#### WHAT IS ASKED:
Can you restate the records below word for word?

#### EXTRACTED MATERIAL:
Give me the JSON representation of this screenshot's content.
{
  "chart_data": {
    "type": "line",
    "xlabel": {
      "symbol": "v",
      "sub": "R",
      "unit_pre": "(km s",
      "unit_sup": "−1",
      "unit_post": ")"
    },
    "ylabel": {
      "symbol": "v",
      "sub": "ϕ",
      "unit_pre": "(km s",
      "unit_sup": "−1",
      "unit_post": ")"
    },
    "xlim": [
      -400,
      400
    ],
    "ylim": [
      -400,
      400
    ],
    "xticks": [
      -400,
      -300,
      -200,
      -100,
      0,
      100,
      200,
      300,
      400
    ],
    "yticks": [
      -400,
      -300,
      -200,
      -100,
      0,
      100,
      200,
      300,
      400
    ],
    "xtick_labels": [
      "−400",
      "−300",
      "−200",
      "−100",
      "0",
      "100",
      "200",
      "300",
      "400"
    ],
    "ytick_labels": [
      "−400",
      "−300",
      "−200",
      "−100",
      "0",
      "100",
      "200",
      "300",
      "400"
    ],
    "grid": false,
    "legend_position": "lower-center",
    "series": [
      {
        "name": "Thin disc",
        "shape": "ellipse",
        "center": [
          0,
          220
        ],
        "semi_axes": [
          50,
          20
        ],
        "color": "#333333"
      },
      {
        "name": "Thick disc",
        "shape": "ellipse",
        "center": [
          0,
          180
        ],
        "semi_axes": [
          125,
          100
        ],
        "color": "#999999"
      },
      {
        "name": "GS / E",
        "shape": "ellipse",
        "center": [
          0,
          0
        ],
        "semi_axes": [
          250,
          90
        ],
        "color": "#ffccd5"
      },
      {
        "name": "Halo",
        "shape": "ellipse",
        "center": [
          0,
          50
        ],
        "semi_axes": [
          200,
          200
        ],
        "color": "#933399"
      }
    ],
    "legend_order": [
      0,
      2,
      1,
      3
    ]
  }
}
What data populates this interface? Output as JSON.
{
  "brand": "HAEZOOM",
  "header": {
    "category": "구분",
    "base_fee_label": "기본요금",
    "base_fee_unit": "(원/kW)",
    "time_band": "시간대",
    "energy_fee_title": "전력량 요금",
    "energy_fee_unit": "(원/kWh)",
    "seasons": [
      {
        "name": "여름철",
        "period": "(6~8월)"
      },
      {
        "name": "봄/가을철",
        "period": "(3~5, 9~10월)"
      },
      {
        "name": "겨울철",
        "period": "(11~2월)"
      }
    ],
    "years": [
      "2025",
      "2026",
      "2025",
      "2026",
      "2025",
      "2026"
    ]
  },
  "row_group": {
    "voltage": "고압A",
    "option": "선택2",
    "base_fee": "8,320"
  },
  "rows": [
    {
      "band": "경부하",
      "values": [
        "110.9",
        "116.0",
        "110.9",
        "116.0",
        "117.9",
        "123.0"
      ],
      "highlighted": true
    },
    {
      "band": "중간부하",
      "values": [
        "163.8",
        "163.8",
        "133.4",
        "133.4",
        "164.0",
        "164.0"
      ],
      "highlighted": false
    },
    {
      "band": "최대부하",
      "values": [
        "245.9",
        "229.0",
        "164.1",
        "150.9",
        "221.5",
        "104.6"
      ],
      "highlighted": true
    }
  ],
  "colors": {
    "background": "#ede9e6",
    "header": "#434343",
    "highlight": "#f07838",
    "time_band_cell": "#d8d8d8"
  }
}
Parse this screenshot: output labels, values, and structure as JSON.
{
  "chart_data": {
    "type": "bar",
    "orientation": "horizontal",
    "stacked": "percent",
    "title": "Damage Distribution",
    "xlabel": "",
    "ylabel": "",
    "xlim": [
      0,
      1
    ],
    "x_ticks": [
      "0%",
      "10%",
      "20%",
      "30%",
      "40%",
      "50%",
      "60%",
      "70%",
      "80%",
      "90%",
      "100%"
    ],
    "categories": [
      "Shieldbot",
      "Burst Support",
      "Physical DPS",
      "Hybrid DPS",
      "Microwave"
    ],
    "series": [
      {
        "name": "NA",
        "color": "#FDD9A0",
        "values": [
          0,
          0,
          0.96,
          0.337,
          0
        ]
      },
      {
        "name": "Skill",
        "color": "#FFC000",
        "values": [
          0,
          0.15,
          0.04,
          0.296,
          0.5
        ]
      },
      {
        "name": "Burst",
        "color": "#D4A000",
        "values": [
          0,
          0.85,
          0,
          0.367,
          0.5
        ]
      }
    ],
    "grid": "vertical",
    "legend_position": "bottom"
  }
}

#### RESPONSE TO THE EXERCISE:
Give me the JSON representation of this screenshot's content.
{
  "chart_data": {
    "type": "line",
    "xlabel": {
      "symbol": "v",
      "sub": "R",
      "unit_pre": "(km s",
      "unit_sup": "−1",
      "unit_post": ")"
    },
    "ylabel": {
      "symbol": "v",
      "sub": "ϕ",
      "unit_pre": "(km s",
      "unit_sup": "−1",
      "unit_post": ")"
    },
    "xlim": [
      -400,
      400
    ],
    "ylim": [
      -400,
      400
    ],
    "xticks": [
      -400,
      -300,
      -200,
      -100,
      0,
      100,
      200,
      300,
      400
    ],
    "yticks": [
      -400,
      -300,
      -200,
      -100,
      0,
      100,
      200,
      300,
      400
    ],
    "xtick_labels": [
      "−400",
      "−300",
      "−200",
      "−100",
      "0",
      "100",
      "200",
      "300",
      "400"
    ],
    "ytick_labels": [
      "−400",
      "−300",
      "−200",
      "−100",
      "0",
      "100",
      "200",
      "300",
      "400"
    ],
    "grid": false,
    "legend_position": "lower-center",
    "series": [
      {
        "name": "Thin disc",
        "shape": "ellipse",
        "center": [
          0,
          220
        ],
        "semi_axes": [
          50,
          20
        ],
        "color": "#333333"
      },
      {
        "name": "Thick disc",
        "shape": "ellipse",
        "center": [
          0,
          180
        ],
        "semi_axes": [
          125,
          100
        ],
        "color": "#999999"
      },
      {
        "name": "GS / E",
        "shape": "ellipse",
        "center": [
          0,
          0
        ],
        "semi_axes": [
          250,
          90
        ],
        "color": "#ffccd5"
      },
      {
        "name": "Halo",
        "shape": "ellipse",
        "center": [
          0,
          50
        ],
        "semi_axes": [
          200,
          200
        ],
        "color": "#933399"
      }
    ],
    "legend_order": [
      0,
      2,
      1,
      3
    ]
  }
}
What data populates this interface? Output as JSON.
{
  "brand": "HAEZOOM",
  "header": {
    "category": "구분",
    "base_fee_label": "기본요금",
    "base_fee_unit": "(원/kW)",
    "time_band": "시간대",
    "energy_fee_title": "전력량 요금",
    "energy_fee_unit": "(원/kWh)",
    "seasons": [
      {
        "name": "여름철",
        "period": "(6~8월)"
      },
      {
        "name": "봄/가을철",
        "period": "(3~5, 9~10월)"
      },
      {
        "name": "겨울철",
        "period": "(11~2월)"
      }
    ],
    "years": [
      "2025",
      "2026",
      "2025",
      "2026",
      "2025",
      "2026"
    ]
  },
  "row_group": {
    "voltage": "고압A",
    "option": "선택2",
    "base_fee": "8,320"
  },
  "rows": [
    {
      "band": "경부하",
      "values": [
        "110.9",
        "116.0",
        "110.9",
        "116.0",
        "117.9",
        "123.0"
      ],
      "highlighted": true
    },
    {
      "band": "중간부하",
      "values": [
        "163.8",
        "163.8",
        "133.4",
        "133.4",
        "164.0",
        "164.0"
      ],
      "highlighted": false
    },
    {
      "band": "최대부하",
      "values": [
        "245.9",
        "229.0",
        "164.1",
        "150.9",
        "221.5",
        "104.6"
      ],
      "highlighted": true
    }
  ],
  "colors": {
    "background": "#ede9e6",
    "header": "#434343",
    "highlight": "#f07838",
    "time_band_cell": "#d8d8d8"
  }
}
Parse this screenshot: output labels, values, and structure as JSON.
{
  "chart_data": {
    "type": "bar",
    "orientation": "horizontal",
    "stacked": "percent",
    "title": "Damage Distribution",
    "xlabel": "",
    "ylabel": "",
    "xlim": [
      0,
      1
    ],
    "x_ticks": [
      "0%",
      "10%",
      "20%",
      "30%",
      "40%",
      "50%",
      "60%",
      "70%",
      "80%",
      "90%",
      "100%"
    ],
    "categories": [
      "Shieldbot",
      "Burst Support",
      "Physical DPS",
      "Hybrid DPS",
      "Microwave"
    ],
    "series": [
      {
        "name": "NA",
        "color": "#FDD9A0",
        "values": [
          0,
          0,
          0.96,
          0.337,
          0
        ]
      },
      {
        "name": "Skill",
        "color": "#FFC000",
        "values": [
          0,
          0.15,
          0.04,
          0.296,
          0.5
        ]
      },
      {
        "name": "Burst",
        "color": "#D4A000",
        "values": [
          0,
          0.85,
          0,
          0.367,
          0.5
        ]
      }
    ],
    "grid": "vertical",
    "legend_position": "bottom"
  }
}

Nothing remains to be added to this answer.